- **WHAT YOU SHOULD DO**
Report the number of lines in these entries that contain "РЕЗУЛЬТАТ". Write only the number.

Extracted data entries

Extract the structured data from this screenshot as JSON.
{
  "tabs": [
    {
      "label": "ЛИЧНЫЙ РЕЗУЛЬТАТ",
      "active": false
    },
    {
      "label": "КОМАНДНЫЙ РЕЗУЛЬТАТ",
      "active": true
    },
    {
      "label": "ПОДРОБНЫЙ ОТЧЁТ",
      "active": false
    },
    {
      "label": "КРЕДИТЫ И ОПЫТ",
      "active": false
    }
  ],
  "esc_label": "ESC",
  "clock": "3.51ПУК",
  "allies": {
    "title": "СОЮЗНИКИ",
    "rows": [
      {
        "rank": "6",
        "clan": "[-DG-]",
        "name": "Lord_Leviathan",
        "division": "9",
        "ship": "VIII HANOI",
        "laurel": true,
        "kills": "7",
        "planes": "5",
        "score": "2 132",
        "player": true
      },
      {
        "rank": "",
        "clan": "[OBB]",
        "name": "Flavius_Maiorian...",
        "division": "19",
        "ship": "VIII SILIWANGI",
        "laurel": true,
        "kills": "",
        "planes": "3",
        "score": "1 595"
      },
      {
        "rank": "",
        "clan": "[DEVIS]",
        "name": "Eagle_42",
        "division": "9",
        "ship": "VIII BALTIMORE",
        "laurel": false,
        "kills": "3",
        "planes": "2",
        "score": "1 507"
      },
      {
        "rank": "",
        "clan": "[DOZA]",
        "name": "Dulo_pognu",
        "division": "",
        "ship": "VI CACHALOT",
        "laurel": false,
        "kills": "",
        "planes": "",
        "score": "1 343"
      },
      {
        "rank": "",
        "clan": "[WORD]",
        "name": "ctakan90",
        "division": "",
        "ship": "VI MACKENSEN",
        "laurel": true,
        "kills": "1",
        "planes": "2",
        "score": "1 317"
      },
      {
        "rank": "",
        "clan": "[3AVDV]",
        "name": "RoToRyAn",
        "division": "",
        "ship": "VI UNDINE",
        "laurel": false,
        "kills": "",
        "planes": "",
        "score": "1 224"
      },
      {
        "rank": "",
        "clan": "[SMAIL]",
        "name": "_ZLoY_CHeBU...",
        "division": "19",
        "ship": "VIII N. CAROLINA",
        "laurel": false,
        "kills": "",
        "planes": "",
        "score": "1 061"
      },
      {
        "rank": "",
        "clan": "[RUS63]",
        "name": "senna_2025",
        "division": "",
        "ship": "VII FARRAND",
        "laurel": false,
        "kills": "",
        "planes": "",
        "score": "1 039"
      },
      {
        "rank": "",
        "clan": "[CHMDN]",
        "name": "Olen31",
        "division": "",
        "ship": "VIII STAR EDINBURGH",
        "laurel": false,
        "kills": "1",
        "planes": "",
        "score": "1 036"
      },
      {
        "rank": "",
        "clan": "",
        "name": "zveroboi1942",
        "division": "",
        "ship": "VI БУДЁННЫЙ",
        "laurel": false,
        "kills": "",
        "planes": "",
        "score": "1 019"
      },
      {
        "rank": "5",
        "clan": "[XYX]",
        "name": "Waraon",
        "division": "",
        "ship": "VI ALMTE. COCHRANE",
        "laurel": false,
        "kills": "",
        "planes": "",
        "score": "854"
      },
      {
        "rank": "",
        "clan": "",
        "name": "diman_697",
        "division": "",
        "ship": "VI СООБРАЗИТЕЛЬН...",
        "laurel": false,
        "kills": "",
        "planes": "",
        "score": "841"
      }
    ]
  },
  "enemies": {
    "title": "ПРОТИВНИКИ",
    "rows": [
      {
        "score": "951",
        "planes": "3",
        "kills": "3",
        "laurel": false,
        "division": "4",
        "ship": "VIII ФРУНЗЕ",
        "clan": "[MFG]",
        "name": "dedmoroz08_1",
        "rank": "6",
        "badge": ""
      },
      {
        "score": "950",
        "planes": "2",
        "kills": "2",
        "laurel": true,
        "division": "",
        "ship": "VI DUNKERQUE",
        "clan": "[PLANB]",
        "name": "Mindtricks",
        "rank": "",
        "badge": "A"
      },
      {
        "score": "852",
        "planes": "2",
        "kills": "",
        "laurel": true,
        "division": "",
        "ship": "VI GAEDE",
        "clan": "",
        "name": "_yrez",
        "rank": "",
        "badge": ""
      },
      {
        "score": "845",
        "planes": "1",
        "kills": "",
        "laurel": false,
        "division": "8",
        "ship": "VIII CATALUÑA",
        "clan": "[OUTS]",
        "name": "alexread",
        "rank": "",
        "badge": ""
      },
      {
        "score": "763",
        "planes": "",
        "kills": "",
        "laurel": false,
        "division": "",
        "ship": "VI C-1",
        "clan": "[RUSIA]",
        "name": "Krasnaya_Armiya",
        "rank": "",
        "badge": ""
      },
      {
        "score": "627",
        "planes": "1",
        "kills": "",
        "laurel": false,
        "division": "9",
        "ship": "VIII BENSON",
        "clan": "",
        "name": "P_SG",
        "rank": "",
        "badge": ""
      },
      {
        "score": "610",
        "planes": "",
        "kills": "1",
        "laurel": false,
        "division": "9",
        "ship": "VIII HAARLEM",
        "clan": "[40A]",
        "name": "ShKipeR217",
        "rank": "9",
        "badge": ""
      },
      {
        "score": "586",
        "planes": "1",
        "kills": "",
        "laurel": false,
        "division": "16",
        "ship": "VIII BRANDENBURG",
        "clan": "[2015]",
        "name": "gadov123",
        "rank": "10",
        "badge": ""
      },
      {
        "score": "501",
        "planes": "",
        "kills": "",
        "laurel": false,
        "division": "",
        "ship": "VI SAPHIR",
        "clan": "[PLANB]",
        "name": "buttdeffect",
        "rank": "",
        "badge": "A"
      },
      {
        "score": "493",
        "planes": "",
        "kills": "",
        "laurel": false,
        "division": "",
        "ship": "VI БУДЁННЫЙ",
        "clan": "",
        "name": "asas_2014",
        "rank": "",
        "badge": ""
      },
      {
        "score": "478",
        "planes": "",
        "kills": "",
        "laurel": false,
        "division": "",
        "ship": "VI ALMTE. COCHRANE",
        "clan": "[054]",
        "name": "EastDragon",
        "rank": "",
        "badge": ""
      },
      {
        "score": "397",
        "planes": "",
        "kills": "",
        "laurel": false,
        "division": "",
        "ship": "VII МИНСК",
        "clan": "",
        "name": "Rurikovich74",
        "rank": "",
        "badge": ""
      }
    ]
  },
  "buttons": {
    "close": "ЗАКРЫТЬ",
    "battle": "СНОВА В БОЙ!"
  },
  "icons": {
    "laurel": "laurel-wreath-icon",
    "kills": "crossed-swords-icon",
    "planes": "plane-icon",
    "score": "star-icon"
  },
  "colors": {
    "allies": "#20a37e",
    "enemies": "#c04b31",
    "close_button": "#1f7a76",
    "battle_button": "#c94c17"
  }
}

- **EXERCISE SOLUTION**
2